- **A run of records**:
--- START ---

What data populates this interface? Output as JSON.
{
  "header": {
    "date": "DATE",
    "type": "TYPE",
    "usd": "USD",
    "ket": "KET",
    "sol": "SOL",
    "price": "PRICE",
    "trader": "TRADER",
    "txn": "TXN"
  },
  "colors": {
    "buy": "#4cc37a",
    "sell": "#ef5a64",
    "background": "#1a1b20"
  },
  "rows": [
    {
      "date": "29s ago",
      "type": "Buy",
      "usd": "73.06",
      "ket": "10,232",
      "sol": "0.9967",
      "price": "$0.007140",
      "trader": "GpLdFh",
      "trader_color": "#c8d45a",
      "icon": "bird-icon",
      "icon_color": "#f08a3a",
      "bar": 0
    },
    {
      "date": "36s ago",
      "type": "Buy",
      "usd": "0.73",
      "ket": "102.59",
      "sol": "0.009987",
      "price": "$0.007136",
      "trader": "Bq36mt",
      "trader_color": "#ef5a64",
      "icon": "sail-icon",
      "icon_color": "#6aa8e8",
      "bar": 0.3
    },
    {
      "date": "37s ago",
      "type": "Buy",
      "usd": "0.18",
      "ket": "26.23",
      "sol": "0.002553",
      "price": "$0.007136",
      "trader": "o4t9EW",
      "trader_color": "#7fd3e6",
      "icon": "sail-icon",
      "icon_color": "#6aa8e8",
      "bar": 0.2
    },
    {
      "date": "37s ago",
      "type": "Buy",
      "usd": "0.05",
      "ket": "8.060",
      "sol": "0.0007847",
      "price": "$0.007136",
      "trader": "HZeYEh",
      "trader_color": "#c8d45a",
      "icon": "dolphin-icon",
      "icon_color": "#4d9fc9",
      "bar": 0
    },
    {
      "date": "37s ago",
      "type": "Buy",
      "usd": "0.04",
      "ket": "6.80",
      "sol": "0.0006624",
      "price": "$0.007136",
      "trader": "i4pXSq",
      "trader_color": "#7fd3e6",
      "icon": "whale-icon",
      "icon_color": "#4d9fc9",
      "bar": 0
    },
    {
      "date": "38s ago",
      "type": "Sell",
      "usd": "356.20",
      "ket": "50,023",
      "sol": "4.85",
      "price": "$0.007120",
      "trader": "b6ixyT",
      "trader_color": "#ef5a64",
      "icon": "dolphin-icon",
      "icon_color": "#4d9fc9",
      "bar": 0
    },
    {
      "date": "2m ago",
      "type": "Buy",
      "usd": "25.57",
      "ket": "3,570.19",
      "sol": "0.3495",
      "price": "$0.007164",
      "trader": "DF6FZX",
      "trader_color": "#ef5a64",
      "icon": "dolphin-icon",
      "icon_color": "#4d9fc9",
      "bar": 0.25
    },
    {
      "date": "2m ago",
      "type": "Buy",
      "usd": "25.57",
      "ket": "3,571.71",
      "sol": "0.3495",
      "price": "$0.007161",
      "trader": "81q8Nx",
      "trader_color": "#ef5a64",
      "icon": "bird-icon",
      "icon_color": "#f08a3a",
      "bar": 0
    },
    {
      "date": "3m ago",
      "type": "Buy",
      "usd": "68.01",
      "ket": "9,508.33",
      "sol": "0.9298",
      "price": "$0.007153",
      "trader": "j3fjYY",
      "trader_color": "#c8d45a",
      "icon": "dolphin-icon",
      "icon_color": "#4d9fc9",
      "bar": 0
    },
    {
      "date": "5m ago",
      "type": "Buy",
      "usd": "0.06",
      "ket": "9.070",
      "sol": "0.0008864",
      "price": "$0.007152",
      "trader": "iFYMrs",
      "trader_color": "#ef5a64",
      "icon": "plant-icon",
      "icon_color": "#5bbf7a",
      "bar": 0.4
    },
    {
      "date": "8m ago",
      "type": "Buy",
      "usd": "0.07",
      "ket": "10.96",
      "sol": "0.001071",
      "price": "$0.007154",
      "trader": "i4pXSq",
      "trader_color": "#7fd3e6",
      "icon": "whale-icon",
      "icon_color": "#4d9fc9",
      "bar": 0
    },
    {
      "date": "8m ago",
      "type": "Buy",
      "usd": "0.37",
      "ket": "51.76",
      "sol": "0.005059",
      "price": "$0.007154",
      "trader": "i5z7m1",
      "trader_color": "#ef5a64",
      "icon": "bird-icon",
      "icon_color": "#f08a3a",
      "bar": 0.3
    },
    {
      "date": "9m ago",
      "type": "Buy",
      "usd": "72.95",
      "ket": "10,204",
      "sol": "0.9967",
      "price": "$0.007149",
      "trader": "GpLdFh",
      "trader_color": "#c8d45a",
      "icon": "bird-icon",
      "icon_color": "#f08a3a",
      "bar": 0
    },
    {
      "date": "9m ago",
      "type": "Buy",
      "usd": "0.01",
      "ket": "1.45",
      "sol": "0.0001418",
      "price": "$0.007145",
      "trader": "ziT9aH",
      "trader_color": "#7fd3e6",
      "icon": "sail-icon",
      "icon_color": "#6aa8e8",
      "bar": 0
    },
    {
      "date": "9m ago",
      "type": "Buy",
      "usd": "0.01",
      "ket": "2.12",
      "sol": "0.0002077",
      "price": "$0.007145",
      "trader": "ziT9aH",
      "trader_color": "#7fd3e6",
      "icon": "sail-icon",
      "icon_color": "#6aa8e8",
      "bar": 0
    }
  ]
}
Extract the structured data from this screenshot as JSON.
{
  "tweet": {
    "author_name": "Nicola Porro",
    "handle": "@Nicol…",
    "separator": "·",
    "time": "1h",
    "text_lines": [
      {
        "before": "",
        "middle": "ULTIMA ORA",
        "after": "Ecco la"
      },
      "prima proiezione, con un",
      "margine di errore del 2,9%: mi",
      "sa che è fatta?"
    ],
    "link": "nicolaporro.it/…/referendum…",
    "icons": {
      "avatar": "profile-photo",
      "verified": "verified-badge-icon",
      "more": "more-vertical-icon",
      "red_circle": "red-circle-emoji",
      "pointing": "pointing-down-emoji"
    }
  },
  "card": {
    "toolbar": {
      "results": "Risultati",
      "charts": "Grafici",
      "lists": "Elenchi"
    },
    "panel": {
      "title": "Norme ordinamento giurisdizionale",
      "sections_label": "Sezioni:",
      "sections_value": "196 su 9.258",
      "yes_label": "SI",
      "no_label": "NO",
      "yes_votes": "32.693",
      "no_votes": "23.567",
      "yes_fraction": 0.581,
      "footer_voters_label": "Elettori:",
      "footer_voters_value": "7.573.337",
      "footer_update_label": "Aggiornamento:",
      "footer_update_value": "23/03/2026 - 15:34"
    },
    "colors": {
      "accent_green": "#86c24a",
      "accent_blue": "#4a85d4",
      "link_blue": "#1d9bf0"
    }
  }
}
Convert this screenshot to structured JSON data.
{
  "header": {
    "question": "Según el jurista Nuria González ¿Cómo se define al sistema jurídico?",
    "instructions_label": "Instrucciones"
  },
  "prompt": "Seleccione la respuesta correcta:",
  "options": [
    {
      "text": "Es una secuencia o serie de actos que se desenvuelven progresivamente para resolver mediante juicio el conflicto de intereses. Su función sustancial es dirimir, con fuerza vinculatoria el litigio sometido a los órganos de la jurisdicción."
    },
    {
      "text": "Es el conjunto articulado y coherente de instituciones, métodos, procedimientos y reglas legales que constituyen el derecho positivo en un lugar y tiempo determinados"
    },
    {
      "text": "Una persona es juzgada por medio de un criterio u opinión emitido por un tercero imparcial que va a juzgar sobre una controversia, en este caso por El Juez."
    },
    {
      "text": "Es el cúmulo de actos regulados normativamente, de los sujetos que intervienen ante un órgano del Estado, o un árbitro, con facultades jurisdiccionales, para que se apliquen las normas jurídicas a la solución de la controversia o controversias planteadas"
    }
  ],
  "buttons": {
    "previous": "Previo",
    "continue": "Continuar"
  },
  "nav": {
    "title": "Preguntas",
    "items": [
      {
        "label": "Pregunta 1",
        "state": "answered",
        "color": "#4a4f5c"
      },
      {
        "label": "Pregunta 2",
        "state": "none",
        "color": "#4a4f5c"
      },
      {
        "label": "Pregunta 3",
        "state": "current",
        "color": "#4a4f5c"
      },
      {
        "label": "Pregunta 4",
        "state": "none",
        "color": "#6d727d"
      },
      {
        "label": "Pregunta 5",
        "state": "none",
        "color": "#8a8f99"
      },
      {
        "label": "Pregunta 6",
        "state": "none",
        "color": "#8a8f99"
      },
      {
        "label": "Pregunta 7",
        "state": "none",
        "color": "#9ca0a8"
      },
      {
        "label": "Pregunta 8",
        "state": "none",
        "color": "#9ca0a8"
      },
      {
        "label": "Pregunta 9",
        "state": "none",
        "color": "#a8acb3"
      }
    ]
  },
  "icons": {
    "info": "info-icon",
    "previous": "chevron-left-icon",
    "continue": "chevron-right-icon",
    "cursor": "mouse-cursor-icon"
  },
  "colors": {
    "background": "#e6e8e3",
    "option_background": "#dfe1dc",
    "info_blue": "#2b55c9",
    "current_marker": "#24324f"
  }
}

--- END ---

- **STATED TASK**:
Within the records above, how many lines include the word "data"? State the number by itself.

- **RESULT OF THIS TASK**:
3